### Written exercise
Count how many lines mention the word "Ecole". Write that number alone.

### Data excerpts
-=-=-
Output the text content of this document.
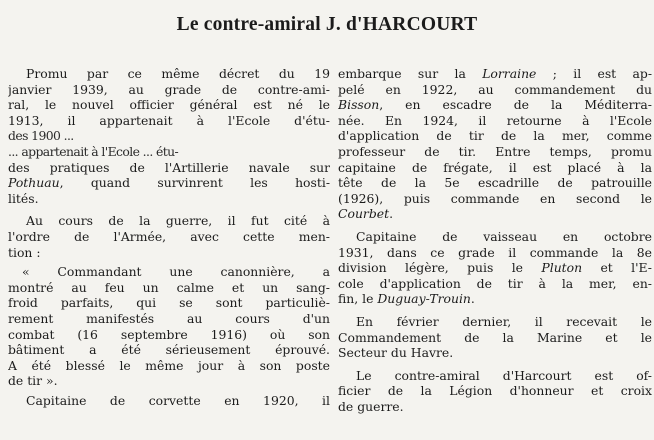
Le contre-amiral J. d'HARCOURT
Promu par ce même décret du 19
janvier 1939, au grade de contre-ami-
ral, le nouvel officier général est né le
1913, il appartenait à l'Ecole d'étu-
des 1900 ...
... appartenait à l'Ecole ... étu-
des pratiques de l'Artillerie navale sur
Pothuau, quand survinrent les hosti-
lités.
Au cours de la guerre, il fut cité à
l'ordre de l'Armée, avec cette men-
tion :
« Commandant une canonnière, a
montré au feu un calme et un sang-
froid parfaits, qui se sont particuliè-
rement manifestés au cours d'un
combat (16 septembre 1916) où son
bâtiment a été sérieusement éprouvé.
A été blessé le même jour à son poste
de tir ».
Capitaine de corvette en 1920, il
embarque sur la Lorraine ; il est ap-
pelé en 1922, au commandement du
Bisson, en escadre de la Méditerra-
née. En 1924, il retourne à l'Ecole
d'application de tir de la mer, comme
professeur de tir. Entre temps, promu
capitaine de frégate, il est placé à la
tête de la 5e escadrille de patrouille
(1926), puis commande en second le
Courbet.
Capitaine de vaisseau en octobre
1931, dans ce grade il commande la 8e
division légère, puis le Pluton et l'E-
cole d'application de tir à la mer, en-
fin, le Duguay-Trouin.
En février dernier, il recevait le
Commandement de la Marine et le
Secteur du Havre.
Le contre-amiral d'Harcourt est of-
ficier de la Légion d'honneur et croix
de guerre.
-=-=-
### Problem solution
3